* Begin Material for this exercise *

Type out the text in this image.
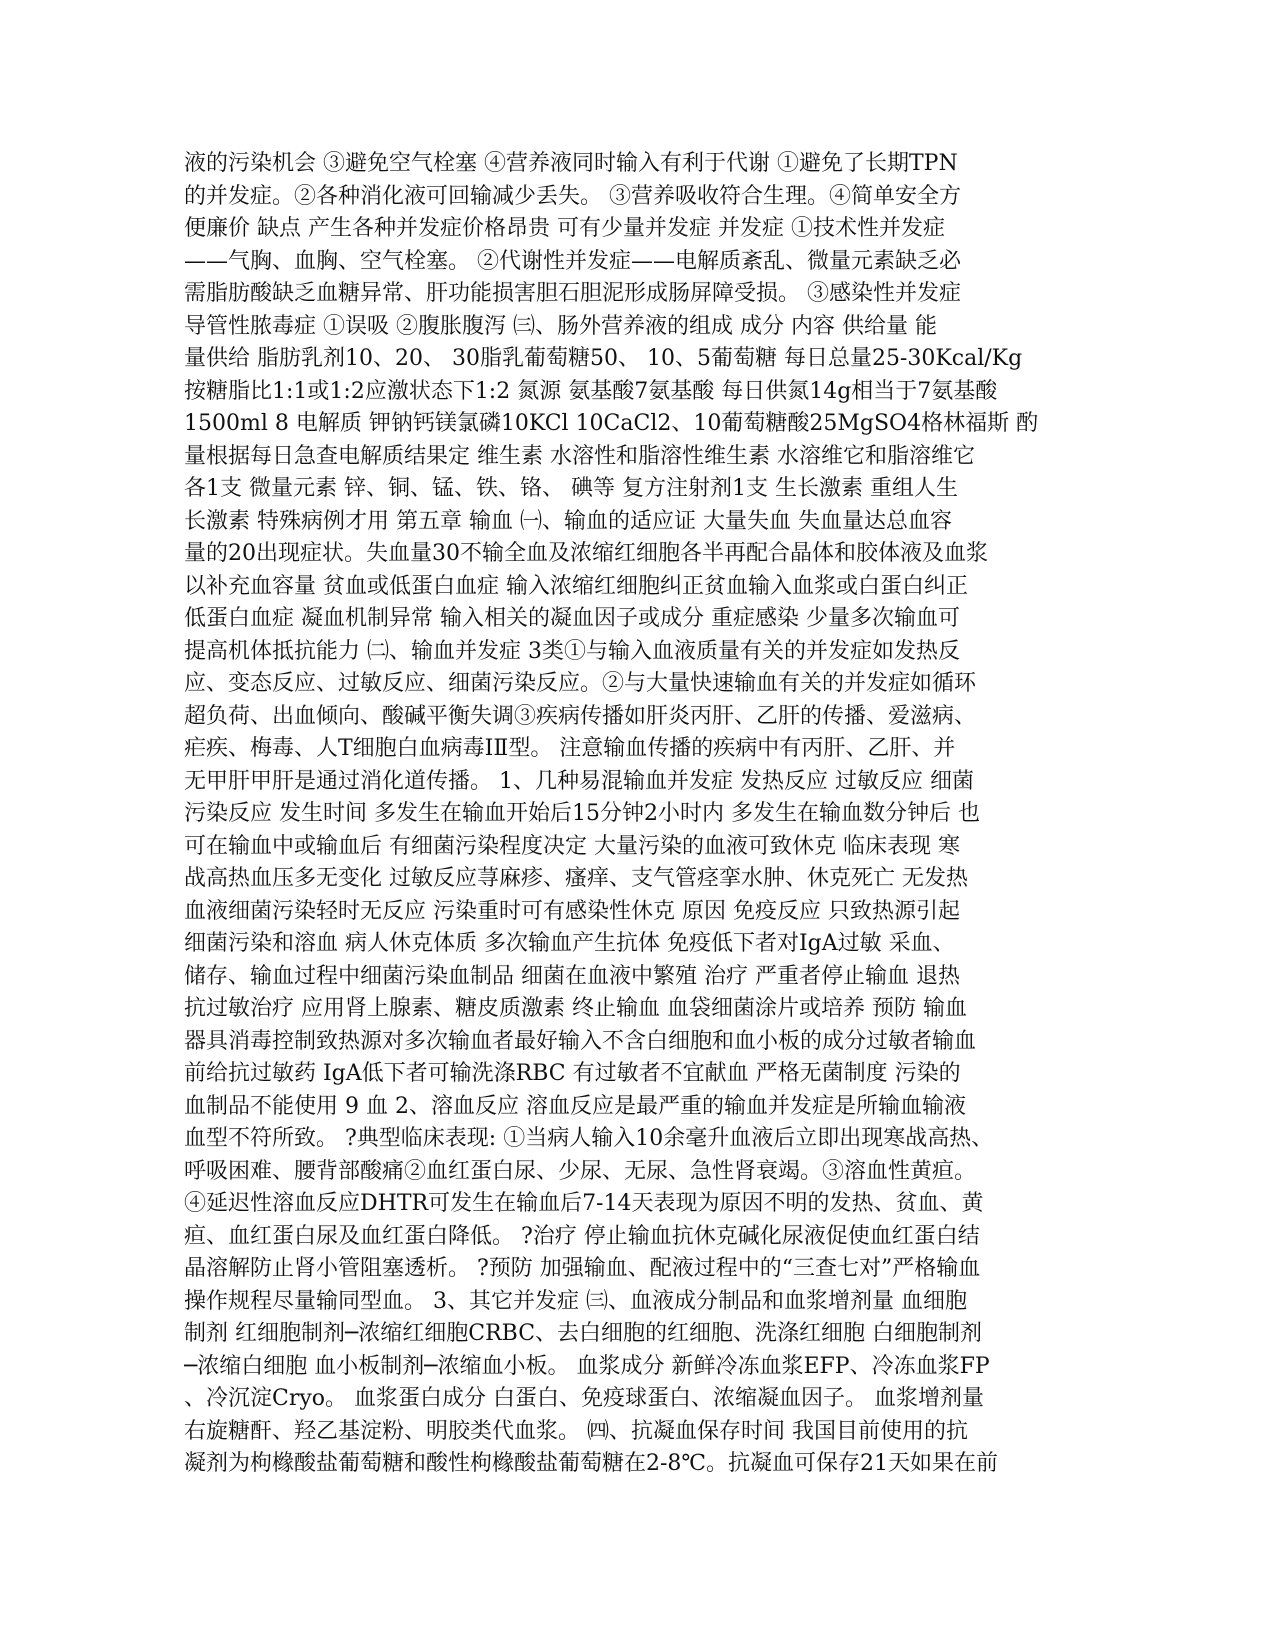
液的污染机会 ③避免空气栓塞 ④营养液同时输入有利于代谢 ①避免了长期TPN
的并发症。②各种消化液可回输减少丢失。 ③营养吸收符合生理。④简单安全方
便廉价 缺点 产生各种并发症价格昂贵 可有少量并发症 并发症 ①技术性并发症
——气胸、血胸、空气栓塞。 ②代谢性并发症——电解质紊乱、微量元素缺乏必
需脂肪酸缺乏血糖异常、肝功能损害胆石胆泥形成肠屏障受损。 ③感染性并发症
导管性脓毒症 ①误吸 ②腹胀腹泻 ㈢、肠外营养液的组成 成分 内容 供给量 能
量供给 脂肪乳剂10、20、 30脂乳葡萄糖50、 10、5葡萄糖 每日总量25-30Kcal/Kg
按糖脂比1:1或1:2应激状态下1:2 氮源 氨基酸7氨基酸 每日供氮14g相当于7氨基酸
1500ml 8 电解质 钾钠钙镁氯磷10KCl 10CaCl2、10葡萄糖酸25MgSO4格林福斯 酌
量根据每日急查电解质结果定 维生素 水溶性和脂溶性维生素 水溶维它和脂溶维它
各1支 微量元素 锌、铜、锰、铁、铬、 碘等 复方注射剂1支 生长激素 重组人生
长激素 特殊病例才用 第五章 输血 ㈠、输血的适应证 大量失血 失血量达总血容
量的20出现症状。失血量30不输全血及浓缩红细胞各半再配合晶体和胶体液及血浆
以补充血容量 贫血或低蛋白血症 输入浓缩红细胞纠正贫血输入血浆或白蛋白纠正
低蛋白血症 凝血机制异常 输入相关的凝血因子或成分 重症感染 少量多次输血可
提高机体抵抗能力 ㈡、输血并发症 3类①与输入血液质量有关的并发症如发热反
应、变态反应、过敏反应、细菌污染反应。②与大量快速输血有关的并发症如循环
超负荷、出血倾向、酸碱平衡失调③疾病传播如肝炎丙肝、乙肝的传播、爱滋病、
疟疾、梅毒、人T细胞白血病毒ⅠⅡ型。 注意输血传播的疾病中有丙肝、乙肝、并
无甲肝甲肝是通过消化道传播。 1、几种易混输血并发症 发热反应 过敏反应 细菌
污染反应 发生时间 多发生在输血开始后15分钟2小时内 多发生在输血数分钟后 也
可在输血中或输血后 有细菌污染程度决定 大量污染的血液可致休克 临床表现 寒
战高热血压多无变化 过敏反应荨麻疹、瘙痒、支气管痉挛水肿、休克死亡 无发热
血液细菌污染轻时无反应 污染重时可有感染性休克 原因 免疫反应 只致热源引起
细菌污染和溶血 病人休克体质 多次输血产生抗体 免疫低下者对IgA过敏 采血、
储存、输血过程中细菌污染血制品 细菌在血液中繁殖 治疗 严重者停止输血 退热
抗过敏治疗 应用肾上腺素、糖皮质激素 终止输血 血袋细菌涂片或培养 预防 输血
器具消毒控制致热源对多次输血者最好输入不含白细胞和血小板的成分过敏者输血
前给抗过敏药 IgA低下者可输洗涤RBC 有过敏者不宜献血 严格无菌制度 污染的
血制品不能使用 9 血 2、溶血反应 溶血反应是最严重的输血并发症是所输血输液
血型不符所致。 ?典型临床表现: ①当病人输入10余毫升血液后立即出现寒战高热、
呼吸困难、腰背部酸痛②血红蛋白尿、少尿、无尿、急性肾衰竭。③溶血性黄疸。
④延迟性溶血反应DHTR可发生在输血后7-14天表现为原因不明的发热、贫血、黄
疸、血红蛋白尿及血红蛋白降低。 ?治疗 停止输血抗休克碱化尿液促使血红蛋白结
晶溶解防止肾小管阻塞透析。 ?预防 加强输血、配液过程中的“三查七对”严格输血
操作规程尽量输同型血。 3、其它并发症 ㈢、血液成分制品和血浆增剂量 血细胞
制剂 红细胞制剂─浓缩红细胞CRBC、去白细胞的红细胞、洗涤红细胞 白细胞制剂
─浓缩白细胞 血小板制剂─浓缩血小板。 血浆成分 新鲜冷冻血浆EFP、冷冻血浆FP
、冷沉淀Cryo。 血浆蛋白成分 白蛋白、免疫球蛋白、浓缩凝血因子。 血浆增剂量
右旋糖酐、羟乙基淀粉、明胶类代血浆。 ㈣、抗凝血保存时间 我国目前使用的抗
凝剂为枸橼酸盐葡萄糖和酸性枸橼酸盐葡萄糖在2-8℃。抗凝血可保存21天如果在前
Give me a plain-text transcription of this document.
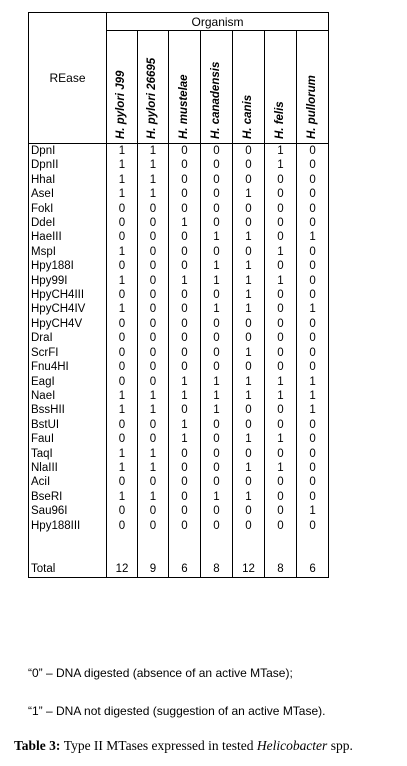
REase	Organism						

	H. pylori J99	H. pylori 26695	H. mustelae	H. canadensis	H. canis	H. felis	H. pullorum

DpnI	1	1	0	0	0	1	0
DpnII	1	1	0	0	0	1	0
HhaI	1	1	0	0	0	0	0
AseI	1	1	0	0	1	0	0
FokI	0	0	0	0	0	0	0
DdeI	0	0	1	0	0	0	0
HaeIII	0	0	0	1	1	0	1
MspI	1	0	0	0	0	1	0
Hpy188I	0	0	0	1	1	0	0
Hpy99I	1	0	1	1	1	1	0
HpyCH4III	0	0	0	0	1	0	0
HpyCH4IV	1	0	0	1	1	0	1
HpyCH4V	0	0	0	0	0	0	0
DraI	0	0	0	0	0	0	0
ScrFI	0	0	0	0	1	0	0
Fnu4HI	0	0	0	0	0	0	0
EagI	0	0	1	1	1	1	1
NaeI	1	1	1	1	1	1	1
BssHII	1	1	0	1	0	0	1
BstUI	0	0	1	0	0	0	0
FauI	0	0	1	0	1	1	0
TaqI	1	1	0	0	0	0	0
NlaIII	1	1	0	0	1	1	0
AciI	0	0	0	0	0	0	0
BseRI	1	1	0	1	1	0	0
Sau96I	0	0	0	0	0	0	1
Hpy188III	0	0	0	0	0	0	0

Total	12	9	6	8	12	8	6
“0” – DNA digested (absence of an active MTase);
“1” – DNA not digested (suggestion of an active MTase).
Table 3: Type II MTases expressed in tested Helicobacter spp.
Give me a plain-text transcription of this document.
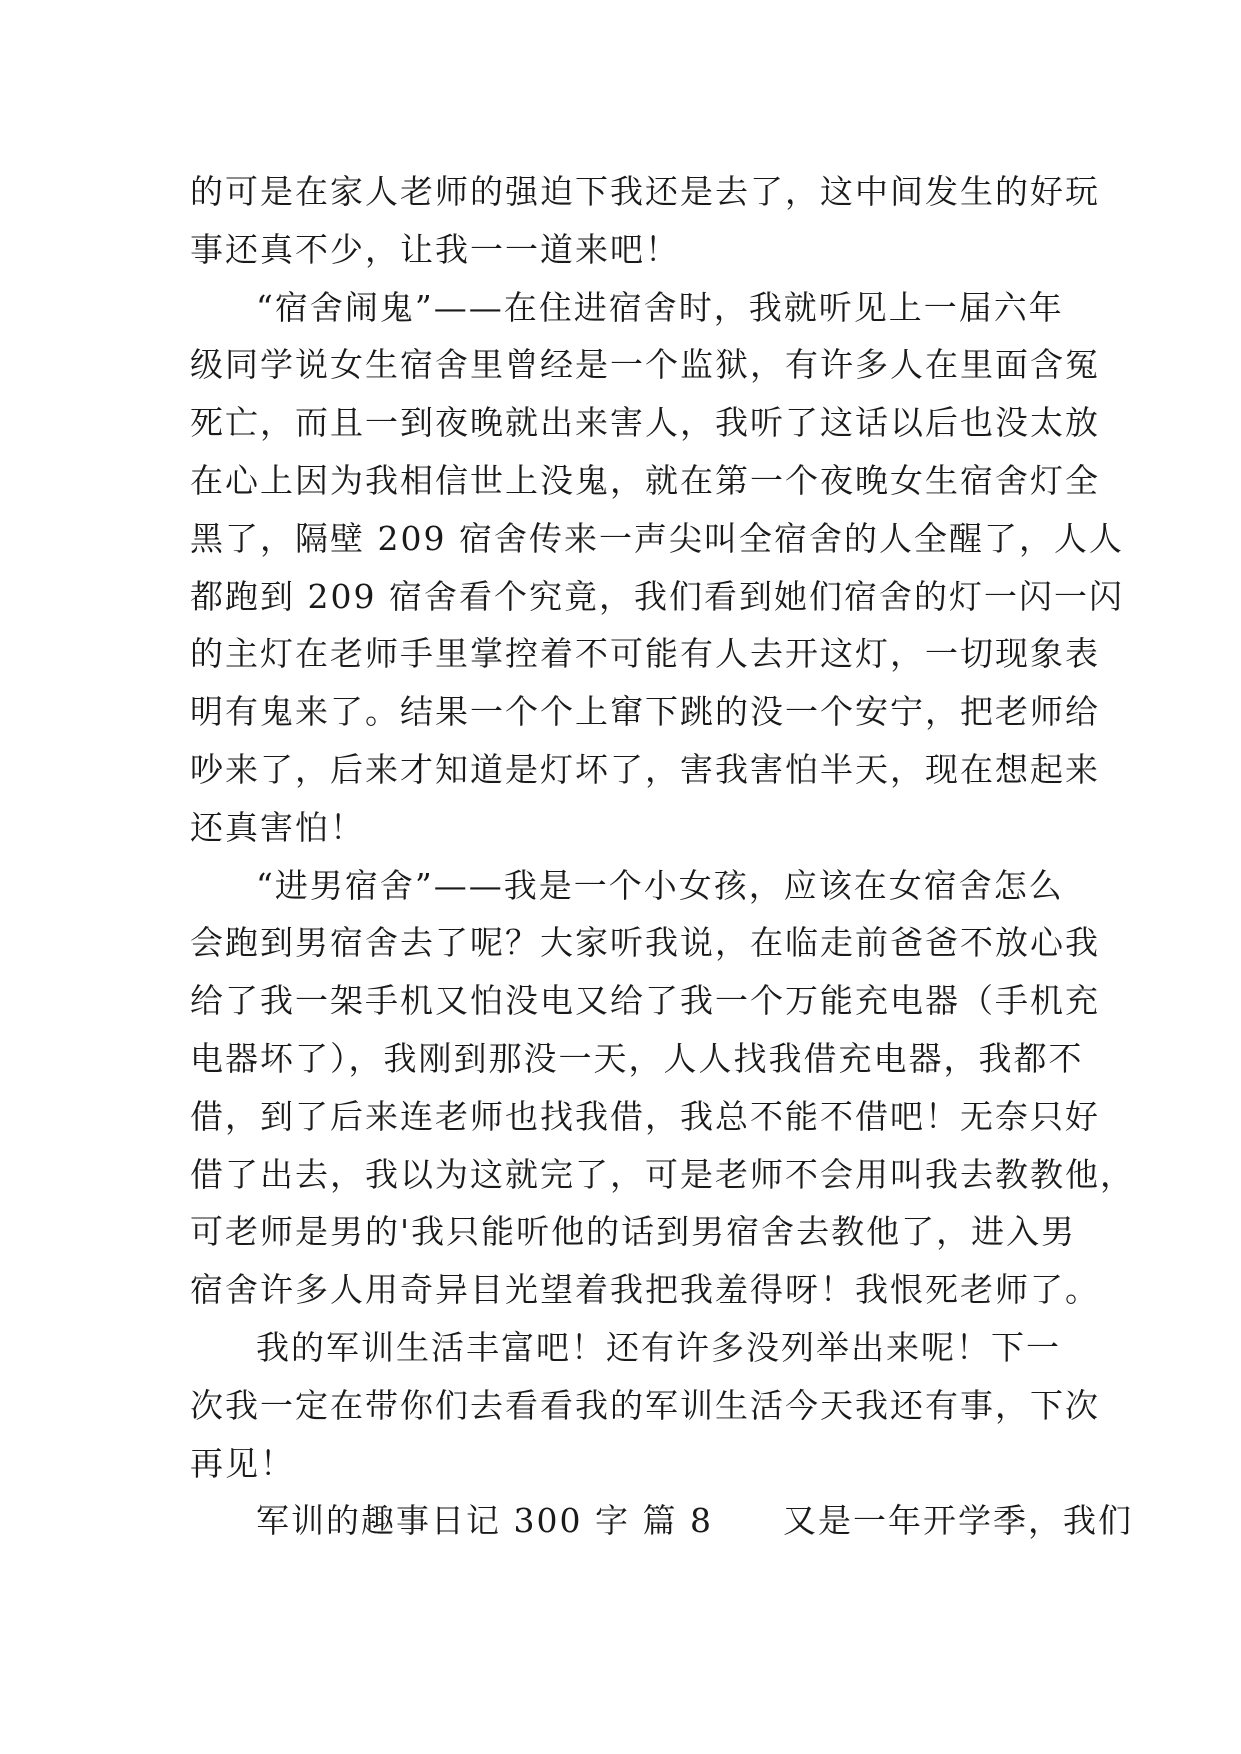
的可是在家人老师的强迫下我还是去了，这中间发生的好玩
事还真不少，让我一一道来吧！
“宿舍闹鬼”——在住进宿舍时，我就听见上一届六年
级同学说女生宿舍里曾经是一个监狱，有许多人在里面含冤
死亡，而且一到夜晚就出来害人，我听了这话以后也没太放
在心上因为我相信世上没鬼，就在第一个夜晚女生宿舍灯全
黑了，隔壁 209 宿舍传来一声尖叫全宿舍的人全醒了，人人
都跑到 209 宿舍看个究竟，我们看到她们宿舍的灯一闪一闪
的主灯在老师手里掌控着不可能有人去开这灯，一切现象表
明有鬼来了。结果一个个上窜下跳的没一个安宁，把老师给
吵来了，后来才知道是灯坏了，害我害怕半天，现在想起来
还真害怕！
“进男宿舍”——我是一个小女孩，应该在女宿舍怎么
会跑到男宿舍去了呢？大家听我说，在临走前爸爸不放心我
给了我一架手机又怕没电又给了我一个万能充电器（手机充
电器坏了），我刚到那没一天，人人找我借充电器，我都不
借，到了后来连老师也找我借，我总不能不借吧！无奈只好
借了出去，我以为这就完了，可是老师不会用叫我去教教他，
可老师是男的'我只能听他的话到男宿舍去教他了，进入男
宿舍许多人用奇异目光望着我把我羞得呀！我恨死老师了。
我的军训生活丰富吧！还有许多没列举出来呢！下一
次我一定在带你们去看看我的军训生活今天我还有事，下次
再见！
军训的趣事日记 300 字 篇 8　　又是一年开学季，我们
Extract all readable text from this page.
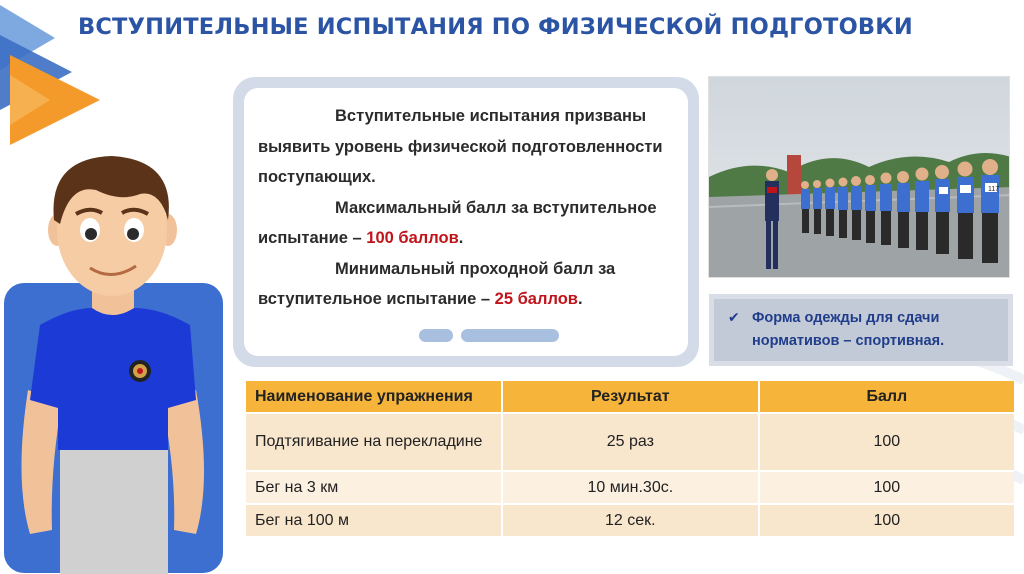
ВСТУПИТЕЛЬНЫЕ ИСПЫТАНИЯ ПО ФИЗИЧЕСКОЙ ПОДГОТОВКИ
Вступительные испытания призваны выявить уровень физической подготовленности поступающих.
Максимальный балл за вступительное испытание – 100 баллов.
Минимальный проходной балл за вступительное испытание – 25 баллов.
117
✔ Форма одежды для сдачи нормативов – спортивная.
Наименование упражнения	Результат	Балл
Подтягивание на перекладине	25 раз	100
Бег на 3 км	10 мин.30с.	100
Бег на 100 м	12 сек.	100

* End Material for this exercise *

Count every line in the listing above that holds "digested", then report only the count.

2